* Material
══════
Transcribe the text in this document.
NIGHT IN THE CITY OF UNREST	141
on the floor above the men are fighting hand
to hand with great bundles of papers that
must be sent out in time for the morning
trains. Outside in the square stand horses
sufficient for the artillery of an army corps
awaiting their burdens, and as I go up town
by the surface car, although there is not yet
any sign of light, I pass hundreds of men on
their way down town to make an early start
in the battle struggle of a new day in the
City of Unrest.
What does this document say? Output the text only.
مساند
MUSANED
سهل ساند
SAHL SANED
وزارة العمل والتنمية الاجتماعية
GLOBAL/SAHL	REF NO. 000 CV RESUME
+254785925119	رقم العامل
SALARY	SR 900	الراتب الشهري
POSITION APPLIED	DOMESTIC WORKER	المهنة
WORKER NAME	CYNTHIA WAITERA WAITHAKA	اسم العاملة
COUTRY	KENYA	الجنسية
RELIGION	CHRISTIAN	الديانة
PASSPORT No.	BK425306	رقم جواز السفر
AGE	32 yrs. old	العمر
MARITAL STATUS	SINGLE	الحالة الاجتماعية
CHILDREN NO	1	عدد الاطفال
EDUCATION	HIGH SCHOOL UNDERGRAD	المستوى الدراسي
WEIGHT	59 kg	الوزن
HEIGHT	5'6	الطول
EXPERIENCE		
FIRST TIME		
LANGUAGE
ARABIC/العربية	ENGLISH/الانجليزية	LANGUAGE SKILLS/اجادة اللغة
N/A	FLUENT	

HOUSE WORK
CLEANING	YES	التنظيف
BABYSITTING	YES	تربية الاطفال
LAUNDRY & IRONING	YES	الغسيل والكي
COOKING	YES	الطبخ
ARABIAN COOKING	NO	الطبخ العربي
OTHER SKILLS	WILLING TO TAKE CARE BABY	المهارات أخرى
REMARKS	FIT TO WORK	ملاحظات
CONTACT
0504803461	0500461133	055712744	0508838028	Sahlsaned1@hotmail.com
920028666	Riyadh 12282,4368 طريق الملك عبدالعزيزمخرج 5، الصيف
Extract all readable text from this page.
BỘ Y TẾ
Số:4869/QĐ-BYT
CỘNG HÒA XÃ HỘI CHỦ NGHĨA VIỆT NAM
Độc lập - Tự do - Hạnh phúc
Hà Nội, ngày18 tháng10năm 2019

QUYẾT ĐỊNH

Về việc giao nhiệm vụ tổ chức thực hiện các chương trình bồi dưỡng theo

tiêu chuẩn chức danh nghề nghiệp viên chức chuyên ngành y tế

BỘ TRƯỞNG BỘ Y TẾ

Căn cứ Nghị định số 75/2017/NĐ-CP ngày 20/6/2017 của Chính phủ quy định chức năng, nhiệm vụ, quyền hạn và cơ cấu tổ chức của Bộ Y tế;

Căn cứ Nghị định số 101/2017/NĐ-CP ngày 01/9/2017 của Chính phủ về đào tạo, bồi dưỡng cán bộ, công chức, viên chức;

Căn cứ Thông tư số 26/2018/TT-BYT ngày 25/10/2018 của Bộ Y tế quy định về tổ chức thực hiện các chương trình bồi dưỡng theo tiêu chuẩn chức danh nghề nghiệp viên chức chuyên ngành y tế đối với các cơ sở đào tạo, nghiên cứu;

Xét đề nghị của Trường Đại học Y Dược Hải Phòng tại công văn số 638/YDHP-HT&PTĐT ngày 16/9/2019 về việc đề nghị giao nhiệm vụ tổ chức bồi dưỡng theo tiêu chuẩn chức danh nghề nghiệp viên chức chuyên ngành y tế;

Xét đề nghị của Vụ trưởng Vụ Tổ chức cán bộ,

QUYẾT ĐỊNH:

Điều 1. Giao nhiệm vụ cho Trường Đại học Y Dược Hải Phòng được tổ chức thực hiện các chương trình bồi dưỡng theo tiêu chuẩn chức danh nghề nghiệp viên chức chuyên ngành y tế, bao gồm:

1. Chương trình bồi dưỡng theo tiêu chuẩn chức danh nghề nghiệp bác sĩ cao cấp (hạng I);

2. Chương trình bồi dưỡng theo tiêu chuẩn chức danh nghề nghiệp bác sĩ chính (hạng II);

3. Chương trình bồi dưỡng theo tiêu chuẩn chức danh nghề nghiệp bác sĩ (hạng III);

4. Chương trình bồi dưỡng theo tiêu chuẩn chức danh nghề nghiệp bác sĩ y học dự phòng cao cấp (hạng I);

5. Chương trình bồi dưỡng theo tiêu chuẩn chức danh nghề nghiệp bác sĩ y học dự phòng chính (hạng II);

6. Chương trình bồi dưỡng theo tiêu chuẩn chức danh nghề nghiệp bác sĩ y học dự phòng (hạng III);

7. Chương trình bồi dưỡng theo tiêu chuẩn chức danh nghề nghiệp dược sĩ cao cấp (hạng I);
══════
* Requirements
Copy out all of the records above with nothing altered.

* Answer to this problem
Transcribe the text in this document.
NIGHT IN THE CITY OF UNREST	141
on the floor above the men are fighting hand
to hand with great bundles of papers that
must be sent out in time for the morning
trains. Outside in the square stand horses
sufficient for the artillery of an army corps
awaiting their burdens, and as I go up town
by the surface car, although there is not yet
any sign of light, I pass hundreds of men on
their way down town to make an early start
in the battle struggle of a new day in the
City of Unrest.
What does this document say? Output the text only.
مساند
MUSANED
سهل ساند
SAHL SANED
وزارة العمل والتنمية الاجتماعية
GLOBAL/SAHL	REF NO. 000 CV RESUME
+254785925119	رقم العامل
SALARY	SR 900	الراتب الشهري
POSITION APPLIED	DOMESTIC WORKER	المهنة
WORKER NAME	CYNTHIA WAITERA WAITHAKA	اسم العاملة
COUTRY	KENYA	الجنسية
RELIGION	CHRISTIAN	الديانة
PASSPORT No.	BK425306	رقم جواز السفر
AGE	32 yrs. old	العمر
MARITAL STATUS	SINGLE	الحالة الاجتماعية
CHILDREN NO	1	عدد الاطفال
EDUCATION	HIGH SCHOOL UNDERGRAD	المستوى الدراسي
WEIGHT	59 kg	الوزن
HEIGHT	5'6	الطول
EXPERIENCE		
FIRST TIME		
LANGUAGE
ARABIC/العربية	ENGLISH/الانجليزية	LANGUAGE SKILLS/اجادة اللغة
N/A	FLUENT	

HOUSE WORK
CLEANING	YES	التنظيف
BABYSITTING	YES	تربية الاطفال
LAUNDRY & IRONING	YES	الغسيل والكي
COOKING	YES	الطبخ
ARABIAN COOKING	NO	الطبخ العربي
OTHER SKILLS	WILLING TO TAKE CARE BABY	المهارات أخرى
REMARKS	FIT TO WORK	ملاحظات
CONTACT
0504803461	0500461133	055712744	0508838028	Sahlsaned1@hotmail.com
920028666	Riyadh 12282,4368 طريق الملك عبدالعزيزمخرج 5، الصيف
Extract all readable text from this page.
BỘ Y TẾ
Số:4869/QĐ-BYT
CỘNG HÒA XÃ HỘI CHỦ NGHĨA VIỆT NAM
Độc lập - Tự do - Hạnh phúc
Hà Nội, ngày18 tháng10năm 2019

QUYẾT ĐỊNH

Về việc giao nhiệm vụ tổ chức thực hiện các chương trình bồi dưỡng theo

tiêu chuẩn chức danh nghề nghiệp viên chức chuyên ngành y tế

BỘ TRƯỞNG BỘ Y TẾ

Căn cứ Nghị định số 75/2017/NĐ-CP ngày 20/6/2017 của Chính phủ quy định chức năng, nhiệm vụ, quyền hạn và cơ cấu tổ chức của Bộ Y tế;

Căn cứ Nghị định số 101/2017/NĐ-CP ngày 01/9/2017 của Chính phủ về đào tạo, bồi dưỡng cán bộ, công chức, viên chức;

Căn cứ Thông tư số 26/2018/TT-BYT ngày 25/10/2018 của Bộ Y tế quy định về tổ chức thực hiện các chương trình bồi dưỡng theo tiêu chuẩn chức danh nghề nghiệp viên chức chuyên ngành y tế đối với các cơ sở đào tạo, nghiên cứu;

Xét đề nghị của Trường Đại học Y Dược Hải Phòng tại công văn số 638/YDHP-HT&PTĐT ngày 16/9/2019 về việc đề nghị giao nhiệm vụ tổ chức bồi dưỡng theo tiêu chuẩn chức danh nghề nghiệp viên chức chuyên ngành y tế;

Xét đề nghị của Vụ trưởng Vụ Tổ chức cán bộ,

QUYẾT ĐỊNH:

Điều 1. Giao nhiệm vụ cho Trường Đại học Y Dược Hải Phòng được tổ chức thực hiện các chương trình bồi dưỡng theo tiêu chuẩn chức danh nghề nghiệp viên chức chuyên ngành y tế, bao gồm:

1. Chương trình bồi dưỡng theo tiêu chuẩn chức danh nghề nghiệp bác sĩ cao cấp (hạng I);

2. Chương trình bồi dưỡng theo tiêu chuẩn chức danh nghề nghiệp bác sĩ chính (hạng II);

3. Chương trình bồi dưỡng theo tiêu chuẩn chức danh nghề nghiệp bác sĩ (hạng III);

4. Chương trình bồi dưỡng theo tiêu chuẩn chức danh nghề nghiệp bác sĩ y học dự phòng cao cấp (hạng I);

5. Chương trình bồi dưỡng theo tiêu chuẩn chức danh nghề nghiệp bác sĩ y học dự phòng chính (hạng II);

6. Chương trình bồi dưỡng theo tiêu chuẩn chức danh nghề nghiệp bác sĩ y học dự phòng (hạng III);

7. Chương trình bồi dưỡng theo tiêu chuẩn chức danh nghề nghiệp dược sĩ cao cấp (hạng I);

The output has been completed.